───── EXERCISE MATERIALS

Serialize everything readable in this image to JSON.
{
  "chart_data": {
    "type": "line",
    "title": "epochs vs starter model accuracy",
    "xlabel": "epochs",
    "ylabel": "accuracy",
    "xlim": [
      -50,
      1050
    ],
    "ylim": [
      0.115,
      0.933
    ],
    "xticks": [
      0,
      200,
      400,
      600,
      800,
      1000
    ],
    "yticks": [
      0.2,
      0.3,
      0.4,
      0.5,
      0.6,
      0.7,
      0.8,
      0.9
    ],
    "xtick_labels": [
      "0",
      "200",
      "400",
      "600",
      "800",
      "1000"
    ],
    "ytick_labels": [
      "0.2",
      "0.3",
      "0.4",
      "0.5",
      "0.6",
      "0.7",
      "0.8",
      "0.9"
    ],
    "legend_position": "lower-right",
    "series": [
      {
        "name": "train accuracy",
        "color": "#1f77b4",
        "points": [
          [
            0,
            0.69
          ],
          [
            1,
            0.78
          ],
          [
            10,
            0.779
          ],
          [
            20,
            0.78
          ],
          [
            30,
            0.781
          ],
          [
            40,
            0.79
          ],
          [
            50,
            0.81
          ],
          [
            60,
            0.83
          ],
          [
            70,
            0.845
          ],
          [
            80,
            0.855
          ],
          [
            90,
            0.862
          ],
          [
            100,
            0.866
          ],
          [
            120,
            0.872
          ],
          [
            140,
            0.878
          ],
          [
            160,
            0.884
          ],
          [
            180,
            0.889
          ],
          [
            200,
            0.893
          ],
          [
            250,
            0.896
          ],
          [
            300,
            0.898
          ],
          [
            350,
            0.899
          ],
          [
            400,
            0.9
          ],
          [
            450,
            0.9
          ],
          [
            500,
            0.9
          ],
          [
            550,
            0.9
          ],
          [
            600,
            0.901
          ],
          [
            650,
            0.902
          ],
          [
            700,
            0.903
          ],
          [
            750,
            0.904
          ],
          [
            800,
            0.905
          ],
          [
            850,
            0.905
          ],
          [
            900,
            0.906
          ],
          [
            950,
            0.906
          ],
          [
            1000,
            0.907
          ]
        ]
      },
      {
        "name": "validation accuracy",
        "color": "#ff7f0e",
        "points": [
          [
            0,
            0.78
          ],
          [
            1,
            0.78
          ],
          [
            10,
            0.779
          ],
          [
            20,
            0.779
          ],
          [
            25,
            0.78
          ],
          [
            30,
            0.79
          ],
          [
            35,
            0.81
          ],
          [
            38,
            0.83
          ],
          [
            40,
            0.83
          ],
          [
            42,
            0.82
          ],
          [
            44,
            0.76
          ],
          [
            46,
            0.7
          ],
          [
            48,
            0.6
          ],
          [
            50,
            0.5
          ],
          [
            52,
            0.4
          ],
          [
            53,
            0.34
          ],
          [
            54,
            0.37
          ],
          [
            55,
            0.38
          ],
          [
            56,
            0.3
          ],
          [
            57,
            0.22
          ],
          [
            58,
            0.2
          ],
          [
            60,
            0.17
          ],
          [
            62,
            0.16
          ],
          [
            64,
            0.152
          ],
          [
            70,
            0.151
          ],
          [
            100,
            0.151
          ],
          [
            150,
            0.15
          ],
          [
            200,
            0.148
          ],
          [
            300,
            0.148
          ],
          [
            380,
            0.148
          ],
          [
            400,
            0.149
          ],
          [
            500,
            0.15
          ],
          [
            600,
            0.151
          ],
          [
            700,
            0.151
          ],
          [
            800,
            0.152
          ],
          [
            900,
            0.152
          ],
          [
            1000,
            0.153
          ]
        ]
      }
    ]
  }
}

──────────

Find every line in the records that contains the word "name"; copy those lines.

PROBLEM SOLUTION:
        "name": "train accuracy",
        "name": "validation accuracy",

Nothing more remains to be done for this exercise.